[Data extracted from a collection]
=-=-=-=-=
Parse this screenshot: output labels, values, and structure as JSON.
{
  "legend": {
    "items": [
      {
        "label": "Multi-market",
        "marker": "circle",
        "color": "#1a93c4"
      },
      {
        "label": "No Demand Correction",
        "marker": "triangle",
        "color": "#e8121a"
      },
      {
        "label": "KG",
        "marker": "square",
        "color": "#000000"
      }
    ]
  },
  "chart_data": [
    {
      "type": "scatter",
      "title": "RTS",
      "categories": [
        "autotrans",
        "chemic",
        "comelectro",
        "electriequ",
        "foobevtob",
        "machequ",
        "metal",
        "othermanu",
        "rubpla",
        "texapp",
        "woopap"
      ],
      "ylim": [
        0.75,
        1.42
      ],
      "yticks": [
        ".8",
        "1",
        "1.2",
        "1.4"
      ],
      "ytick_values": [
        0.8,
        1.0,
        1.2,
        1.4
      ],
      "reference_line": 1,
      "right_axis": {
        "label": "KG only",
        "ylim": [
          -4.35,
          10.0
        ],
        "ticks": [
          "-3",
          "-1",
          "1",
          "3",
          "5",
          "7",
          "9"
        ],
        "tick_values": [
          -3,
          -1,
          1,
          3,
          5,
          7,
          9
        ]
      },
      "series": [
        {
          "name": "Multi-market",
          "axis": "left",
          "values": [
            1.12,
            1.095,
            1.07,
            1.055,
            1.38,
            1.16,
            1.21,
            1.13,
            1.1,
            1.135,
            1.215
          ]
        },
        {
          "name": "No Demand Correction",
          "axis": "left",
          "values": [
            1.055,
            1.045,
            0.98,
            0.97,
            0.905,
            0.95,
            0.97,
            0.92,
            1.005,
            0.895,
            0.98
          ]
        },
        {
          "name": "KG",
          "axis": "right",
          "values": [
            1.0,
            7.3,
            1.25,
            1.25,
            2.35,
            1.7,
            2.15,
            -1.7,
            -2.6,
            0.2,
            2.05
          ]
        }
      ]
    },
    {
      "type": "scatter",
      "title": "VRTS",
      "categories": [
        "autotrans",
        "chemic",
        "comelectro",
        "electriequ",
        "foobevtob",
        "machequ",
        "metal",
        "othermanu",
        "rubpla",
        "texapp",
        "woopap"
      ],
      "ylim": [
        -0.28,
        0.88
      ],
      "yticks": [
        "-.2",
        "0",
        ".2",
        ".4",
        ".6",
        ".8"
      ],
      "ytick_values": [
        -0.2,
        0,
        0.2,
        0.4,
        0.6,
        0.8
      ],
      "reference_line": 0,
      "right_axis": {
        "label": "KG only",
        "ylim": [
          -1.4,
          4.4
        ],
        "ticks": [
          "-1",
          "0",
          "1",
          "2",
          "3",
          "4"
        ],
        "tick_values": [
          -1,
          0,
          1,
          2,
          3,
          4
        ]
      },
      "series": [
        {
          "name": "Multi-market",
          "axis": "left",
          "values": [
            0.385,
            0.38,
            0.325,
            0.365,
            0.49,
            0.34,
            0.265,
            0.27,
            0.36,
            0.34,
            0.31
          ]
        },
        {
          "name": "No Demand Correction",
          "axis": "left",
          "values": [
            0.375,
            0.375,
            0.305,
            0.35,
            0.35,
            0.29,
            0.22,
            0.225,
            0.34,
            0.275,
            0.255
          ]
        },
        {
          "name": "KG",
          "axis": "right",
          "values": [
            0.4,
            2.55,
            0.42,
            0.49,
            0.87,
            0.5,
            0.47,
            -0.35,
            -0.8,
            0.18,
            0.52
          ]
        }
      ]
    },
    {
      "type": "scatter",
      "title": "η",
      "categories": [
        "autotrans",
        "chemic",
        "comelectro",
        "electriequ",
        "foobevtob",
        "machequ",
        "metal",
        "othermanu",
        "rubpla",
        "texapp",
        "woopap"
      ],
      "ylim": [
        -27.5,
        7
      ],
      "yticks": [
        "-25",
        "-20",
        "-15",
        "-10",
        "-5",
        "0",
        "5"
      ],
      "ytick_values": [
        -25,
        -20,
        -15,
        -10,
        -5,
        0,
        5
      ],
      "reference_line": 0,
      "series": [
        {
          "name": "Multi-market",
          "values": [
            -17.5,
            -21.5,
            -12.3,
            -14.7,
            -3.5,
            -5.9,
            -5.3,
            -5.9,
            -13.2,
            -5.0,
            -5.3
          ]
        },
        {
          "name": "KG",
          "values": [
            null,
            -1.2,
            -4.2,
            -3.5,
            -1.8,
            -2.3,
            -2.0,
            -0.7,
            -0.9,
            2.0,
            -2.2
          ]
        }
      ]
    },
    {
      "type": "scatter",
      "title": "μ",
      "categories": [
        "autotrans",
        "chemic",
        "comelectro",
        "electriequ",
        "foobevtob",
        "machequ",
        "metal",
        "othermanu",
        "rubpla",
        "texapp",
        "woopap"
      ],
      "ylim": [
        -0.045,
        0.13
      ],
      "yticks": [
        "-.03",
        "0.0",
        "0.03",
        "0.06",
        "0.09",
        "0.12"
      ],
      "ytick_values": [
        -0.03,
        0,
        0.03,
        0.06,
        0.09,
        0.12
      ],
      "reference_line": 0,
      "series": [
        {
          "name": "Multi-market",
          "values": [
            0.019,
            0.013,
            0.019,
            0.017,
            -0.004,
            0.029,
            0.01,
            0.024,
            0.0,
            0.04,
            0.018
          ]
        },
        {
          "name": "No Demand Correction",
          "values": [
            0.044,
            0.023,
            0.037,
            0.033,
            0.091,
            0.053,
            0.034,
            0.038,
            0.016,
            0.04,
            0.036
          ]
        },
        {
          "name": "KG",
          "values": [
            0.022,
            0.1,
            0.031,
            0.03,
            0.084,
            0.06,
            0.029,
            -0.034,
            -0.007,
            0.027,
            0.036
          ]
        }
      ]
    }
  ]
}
=-=-=-=-=
Set exercise:
Quote every record above exactly.

Full output:
Parse this screenshot: output labels, values, and structure as JSON.
{
  "legend": {
    "items": [
      {
        "label": "Multi-market",
        "marker": "circle",
        "color": "#1a93c4"
      },
      {
        "label": "No Demand Correction",
        "marker": "triangle",
        "color": "#e8121a"
      },
      {
        "label": "KG",
        "marker": "square",
        "color": "#000000"
      }
    ]
  },
  "chart_data": [
    {
      "type": "scatter",
      "title": "RTS",
      "categories": [
        "autotrans",
        "chemic",
        "comelectro",
        "electriequ",
        "foobevtob",
        "machequ",
        "metal",
        "othermanu",
        "rubpla",
        "texapp",
        "woopap"
      ],
      "ylim": [
        0.75,
        1.42
      ],
      "yticks": [
        ".8",
        "1",
        "1.2",
        "1.4"
      ],
      "ytick_values": [
        0.8,
        1.0,
        1.2,
        1.4
      ],
      "reference_line": 1,
      "right_axis": {
        "label": "KG only",
        "ylim": [
          -4.35,
          10.0
        ],
        "ticks": [
          "-3",
          "-1",
          "1",
          "3",
          "5",
          "7",
          "9"
        ],
        "tick_values": [
          -3,
          -1,
          1,
          3,
          5,
          7,
          9
        ]
      },
      "series": [
        {
          "name": "Multi-market",
          "axis": "left",
          "values": [
            1.12,
            1.095,
            1.07,
            1.055,
            1.38,
            1.16,
            1.21,
            1.13,
            1.1,
            1.135,
            1.215
          ]
        },
        {
          "name": "No Demand Correction",
          "axis": "left",
          "values": [
            1.055,
            1.045,
            0.98,
            0.97,
            0.905,
            0.95,
            0.97,
            0.92,
            1.005,
            0.895,
            0.98
          ]
        },
        {
          "name": "KG",
          "axis": "right",
          "values": [
            1.0,
            7.3,
            1.25,
            1.25,
            2.35,
            1.7,
            2.15,
            -1.7,
            -2.6,
            0.2,
            2.05
          ]
        }
      ]
    },
    {
      "type": "scatter",
      "title": "VRTS",
      "categories": [
        "autotrans",
        "chemic",
        "comelectro",
        "electriequ",
        "foobevtob",
        "machequ",
        "metal",
        "othermanu",
        "rubpla",
        "texapp",
        "woopap"
      ],
      "ylim": [
        -0.28,
        0.88
      ],
      "yticks": [
        "-.2",
        "0",
        ".2",
        ".4",
        ".6",
        ".8"
      ],
      "ytick_values": [
        -0.2,
        0,
        0.2,
        0.4,
        0.6,
        0.8
      ],
      "reference_line": 0,
      "right_axis": {
        "label": "KG only",
        "ylim": [
          -1.4,
          4.4
        ],
        "ticks": [
          "-1",
          "0",
          "1",
          "2",
          "3",
          "4"
        ],
        "tick_values": [
          -1,
          0,
          1,
          2,
          3,
          4
        ]
      },
      "series": [
        {
          "name": "Multi-market",
          "axis": "left",
          "values": [
            0.385,
            0.38,
            0.325,
            0.365,
            0.49,
            0.34,
            0.265,
            0.27,
            0.36,
            0.34,
            0.31
          ]
        },
        {
          "name": "No Demand Correction",
          "axis": "left",
          "values": [
            0.375,
            0.375,
            0.305,
            0.35,
            0.35,
            0.29,
            0.22,
            0.225,
            0.34,
            0.275,
            0.255
          ]
        },
        {
          "name": "KG",
          "axis": "right",
          "values": [
            0.4,
            2.55,
            0.42,
            0.49,
            0.87,
            0.5,
            0.47,
            -0.35,
            -0.8,
            0.18,
            0.52
          ]
        }
      ]
    },
    {
      "type": "scatter",
      "title": "η",
      "categories": [
        "autotrans",
        "chemic",
        "comelectro",
        "electriequ",
        "foobevtob",
        "machequ",
        "metal",
        "othermanu",
        "rubpla",
        "texapp",
        "woopap"
      ],
      "ylim": [
        -27.5,
        7
      ],
      "yticks": [
        "-25",
        "-20",
        "-15",
        "-10",
        "-5",
        "0",
        "5"
      ],
      "ytick_values": [
        -25,
        -20,
        -15,
        -10,
        -5,
        0,
        5
      ],
      "reference_line": 0,
      "series": [
        {
          "name": "Multi-market",
          "values": [
            -17.5,
            -21.5,
            -12.3,
            -14.7,
            -3.5,
            -5.9,
            -5.3,
            -5.9,
            -13.2,
            -5.0,
            -5.3
          ]
        },
        {
          "name": "KG",
          "values": [
            null,
            -1.2,
            -4.2,
            -3.5,
            -1.8,
            -2.3,
            -2.0,
            -0.7,
            -0.9,
            2.0,
            -2.2
          ]
        }
      ]
    },
    {
      "type": "scatter",
      "title": "μ",
      "categories": [
        "autotrans",
        "chemic",
        "comelectro",
        "electriequ",
        "foobevtob",
        "machequ",
        "metal",
        "othermanu",
        "rubpla",
        "texapp",
        "woopap"
      ],
      "ylim": [
        -0.045,
        0.13
      ],
      "yticks": [
        "-.03",
        "0.0",
        "0.03",
        "0.06",
        "0.09",
        "0.12"
      ],
      "ytick_values": [
        -0.03,
        0,
        0.03,
        0.06,
        0.09,
        0.12
      ],
      "reference_line": 0,
      "series": [
        {
          "name": "Multi-market",
          "values": [
            0.019,
            0.013,
            0.019,
            0.017,
            -0.004,
            0.029,
            0.01,
            0.024,
            0.0,
            0.04,
            0.018
          ]
        },
        {
          "name": "No Demand Correction",
          "values": [
            0.044,
            0.023,
            0.037,
            0.033,
            0.091,
            0.053,
            0.034,
            0.038,
            0.016,
            0.04,
            0.036
          ]
        },
        {
          "name": "KG",
          "values": [
            0.022,
            0.1,
            0.031,
            0.03,
            0.084,
            0.06,
            0.029,
            -0.034,
            -0.007,
            0.027,
            0.036
          ]
        }
      ]
    }
  ]
}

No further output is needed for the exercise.